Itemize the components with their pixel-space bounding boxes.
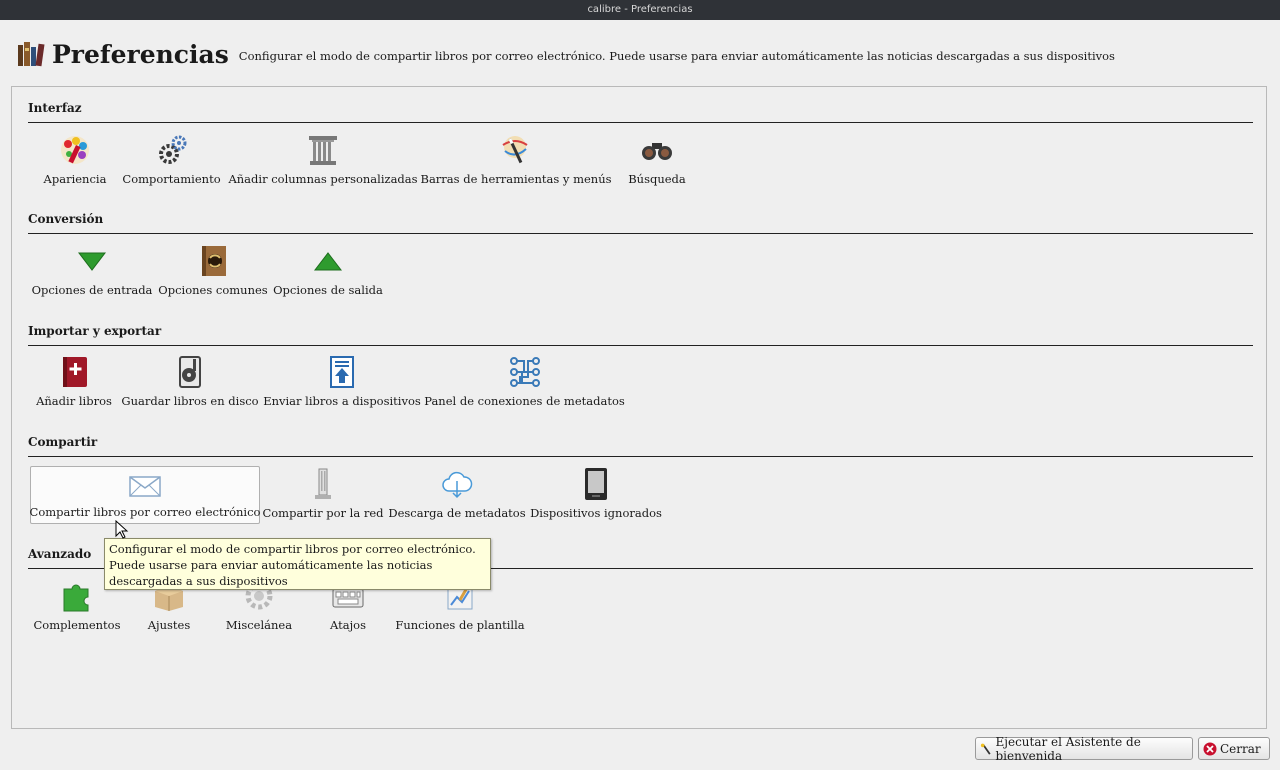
pref-email-sharing[interactable]: Compartir libros por correo electrónico	[30, 466, 260, 524]
section-title-sharing: Compartir	[28, 435, 98, 449]
section-divider	[28, 122, 1253, 123]
pref-input-options[interactable]: Opciones de entrada	[32, 244, 152, 297]
pref-save-to-disk[interactable]: Guardar libros en disco	[121, 355, 259, 408]
pref-label: Panel de conexiones de metadatos	[424, 394, 625, 408]
pref-label: Enviar libros a dispositivos	[263, 394, 421, 408]
add-book-icon	[63, 357, 87, 387]
pref-label: Añadir libros	[36, 394, 112, 408]
calibre-books-icon	[18, 42, 45, 67]
section-divider	[28, 345, 1253, 346]
arrow-down-icon	[77, 252, 107, 271]
pref-metadata-plugboards[interactable]: Panel de conexiones de metadatos	[424, 355, 625, 408]
pref-search[interactable]: Búsqueda	[622, 133, 692, 186]
pref-label: Complementos	[33, 618, 121, 632]
binoculars-icon	[642, 143, 672, 160]
pref-metadata-download[interactable]: Descarga de metadatos	[388, 467, 526, 520]
page-description: Configurar el modo de compartir libros p…	[238, 49, 1115, 63]
send-device-icon	[330, 356, 354, 388]
pref-add-books[interactable]: Añadir libros	[34, 355, 114, 408]
section-title-interfaz: Interfaz	[28, 101, 82, 115]
close-icon	[1203, 742, 1217, 755]
pref-label: Compartir por la red	[262, 506, 384, 520]
button-label: Ejecutar el Asistente de bienvenida	[995, 734, 1141, 763]
pref-label: Ajustes	[147, 618, 191, 632]
book-convert-icon	[202, 246, 226, 276]
section-title-advanced: Avanzado	[28, 547, 92, 561]
pref-label: Comportamiento	[122, 172, 221, 186]
save-disk-icon	[179, 356, 201, 388]
plugboard-icon	[509, 357, 540, 387]
wand-icon	[502, 136, 528, 164]
pref-label: Dispositivos ignorados	[530, 506, 662, 520]
pref-label: Opciones de entrada	[31, 283, 153, 297]
pref-label: Búsqueda	[628, 172, 686, 186]
close-button[interactable]: Cerrar	[1198, 737, 1270, 760]
section-divider	[28, 233, 1253, 234]
reader-device-icon	[585, 468, 607, 500]
pref-label: Opciones de salida	[273, 283, 383, 297]
column-icon	[309, 136, 337, 165]
pref-label: Añadir columnas personalizadas	[228, 172, 418, 186]
pref-toolbars[interactable]: Barras de herramientas y menús	[421, 133, 612, 186]
pref-label: Opciones comunes	[158, 283, 268, 297]
pref-label: Atajos	[330, 618, 366, 632]
wand-icon	[980, 743, 991, 755]
button-label: Cerrar	[1220, 741, 1261, 756]
gears-icon	[158, 135, 186, 164]
pref-label: Descarga de metadatos	[388, 506, 526, 520]
page-header: Preferencias Configurar el modo de compa…	[16, 36, 1115, 72]
mail-icon	[129, 476, 161, 497]
network-icon	[315, 468, 331, 499]
pref-label: Funciones de plantilla	[395, 618, 525, 632]
puzzle-icon	[63, 584, 89, 612]
pref-label: Apariencia	[43, 172, 107, 186]
page-title: Preferencias	[52, 39, 229, 69]
section-divider	[28, 456, 1253, 457]
preferences-panel: Interfaz Apariencia Comportamiento Añadi…	[11, 86, 1267, 729]
window-title: calibre - Preferencias	[587, 4, 693, 15]
pref-label: Barras de herramientas y menús	[420, 172, 612, 186]
section-title-import-export: Importar y exportar	[28, 324, 162, 338]
run-welcome-wizard-button[interactable]: Ejecutar el Asistente de bienvenida	[975, 734, 1193, 763]
pref-network-sharing[interactable]: Compartir por la red	[262, 467, 384, 520]
pref-behavior[interactable]: Comportamiento	[122, 133, 221, 186]
section-title-conversion: Conversión	[28, 212, 104, 226]
pref-send-to-device[interactable]: Enviar libros a dispositivos	[263, 355, 421, 408]
mouse-cursor-icon	[115, 520, 129, 539]
pref-common-options[interactable]: Opciones comunes	[158, 244, 268, 297]
window-titlebar[interactable]: calibre - Preferencias	[0, 0, 1280, 20]
pref-custom-columns[interactable]: Añadir columnas personalizadas	[228, 133, 418, 186]
pref-label: Guardar libros en disco	[121, 394, 259, 408]
pref-appearance[interactable]: Apariencia	[40, 133, 110, 186]
pref-output-options[interactable]: Opciones de salida	[273, 244, 383, 297]
pref-ignored-devices[interactable]: Dispositivos ignorados	[530, 467, 662, 520]
pref-label: Compartir libros por correo electrónico	[29, 505, 261, 519]
tooltip: Configurar el modo de compartir libros p…	[104, 538, 491, 590]
pref-label: Miscelánea	[225, 618, 293, 632]
palette-icon	[61, 136, 89, 164]
cloud-download-icon	[442, 471, 473, 499]
arrow-up-icon	[313, 252, 343, 271]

=======

• INSTRUCTIONS TO FOLLOW:
Please copy every line of the rows above word for word, leaving out the pictures.

• EXERCISE ANSWER:
Itemize the components with their pixel-space bounding boxes.
pref-email-sharing[interactable]: Compartir libros por correo electrónico	[30, 466, 260, 524]
section-title-sharing: Compartir	[28, 435, 98, 449]
section-divider	[28, 122, 1253, 123]
pref-input-options[interactable]: Opciones de entrada	[32, 244, 152, 297]
pref-save-to-disk[interactable]: Guardar libros en disco	[121, 355, 259, 408]
pref-label: Panel de conexiones de metadatos	[424, 394, 625, 408]
pref-label: Enviar libros a dispositivos	[263, 394, 421, 408]
add-book-icon	[63, 357, 87, 387]
pref-label: Añadir libros	[36, 394, 112, 408]
calibre-books-icon	[18, 42, 45, 67]
section-divider	[28, 345, 1253, 346]
arrow-down-icon	[77, 252, 107, 271]
pref-metadata-plugboards[interactable]: Panel de conexiones de metadatos	[424, 355, 625, 408]
pref-search[interactable]: Búsqueda	[622, 133, 692, 186]
pref-label: Complementos	[33, 618, 121, 632]
binoculars-icon	[642, 143, 672, 160]
pref-metadata-download[interactable]: Descarga de metadatos	[388, 467, 526, 520]
page-description: Configurar el modo de compartir libros p…	[238, 49, 1115, 63]
send-device-icon	[330, 356, 354, 388]
pref-add-books[interactable]: Añadir libros	[34, 355, 114, 408]
section-title-interfaz: Interfaz	[28, 101, 82, 115]
close-icon	[1203, 742, 1217, 755]
pref-label: Compartir por la red	[262, 506, 384, 520]
button-label: Ejecutar el Asistente de bienvenida	[995, 734, 1141, 763]
pref-label: Ajustes	[147, 618, 191, 632]
book-convert-icon	[202, 246, 226, 276]
section-title-advanced: Avanzado	[28, 547, 92, 561]
pref-label: Comportamiento	[122, 172, 221, 186]
save-disk-icon	[179, 356, 201, 388]
plugboard-icon	[509, 357, 540, 387]
wand-icon	[502, 136, 528, 164]
pref-label: Dispositivos ignorados	[530, 506, 662, 520]
pref-label: Opciones de entrada	[31, 283, 153, 297]
pref-label: Búsqueda	[628, 172, 686, 186]
close-button[interactable]: Cerrar	[1198, 737, 1270, 760]
section-divider	[28, 233, 1253, 234]
reader-device-icon	[585, 468, 607, 500]
pref-label: Opciones de salida	[273, 283, 383, 297]
column-icon	[309, 136, 337, 165]
pref-label: Añadir columnas personalizadas	[228, 172, 418, 186]
pref-toolbars[interactable]: Barras de herramientas y menús	[421, 133, 612, 186]
pref-label: Opciones comunes	[158, 283, 268, 297]
pref-label: Atajos	[330, 618, 366, 632]
wand-icon	[980, 743, 991, 755]
button-label: Cerrar	[1220, 741, 1261, 756]
gears-icon	[158, 135, 186, 164]
pref-label: Descarga de metadatos	[388, 506, 526, 520]
page-header: Preferencias Configurar el modo de compa…	[16, 36, 1115, 72]
mail-icon	[129, 476, 161, 497]
network-icon	[315, 468, 331, 499]
pref-label: Funciones de plantilla	[395, 618, 525, 632]
puzzle-icon	[63, 584, 89, 612]
pref-label: Apariencia	[43, 172, 107, 186]
page-title: Preferencias	[52, 39, 229, 69]
section-divider	[28, 456, 1253, 457]
preferences-panel: Interfaz Apariencia Comportamiento Añadi…	[11, 86, 1267, 729]
window-title: calibre - Preferencias	[587, 4, 693, 15]
pref-label: Barras de herramientas y menús	[420, 172, 612, 186]
section-title-import-export: Importar y exportar	[28, 324, 162, 338]
run-welcome-wizard-button[interactable]: Ejecutar el Asistente de bienvenida	[975, 734, 1193, 763]
pref-network-sharing[interactable]: Compartir por la red	[262, 467, 384, 520]
pref-behavior[interactable]: Comportamiento	[122, 133, 221, 186]
section-title-conversion: Conversión	[28, 212, 104, 226]
pref-send-to-device[interactable]: Enviar libros a dispositivos	[263, 355, 421, 408]
mouse-cursor-icon	[115, 520, 129, 539]
pref-common-options[interactable]: Opciones comunes	[158, 244, 268, 297]
window-titlebar[interactable]: calibre - Preferencias	[0, 0, 1280, 20]
pref-custom-columns[interactable]: Añadir columnas personalizadas	[228, 133, 418, 186]
pref-label: Guardar libros en disco	[121, 394, 259, 408]
pref-appearance[interactable]: Apariencia	[40, 133, 110, 186]
pref-output-options[interactable]: Opciones de salida	[273, 244, 383, 297]
pref-ignored-devices[interactable]: Dispositivos ignorados	[530, 467, 662, 520]
pref-label: Compartir libros por correo electrónico	[29, 505, 261, 519]
tooltip: Configurar el modo de compartir libros p…	[104, 538, 491, 590]
pref-label: Miscelánea	[225, 618, 293, 632]
palette-icon	[61, 136, 89, 164]
cloud-download-icon	[442, 471, 473, 499]
arrow-up-icon	[313, 252, 343, 271]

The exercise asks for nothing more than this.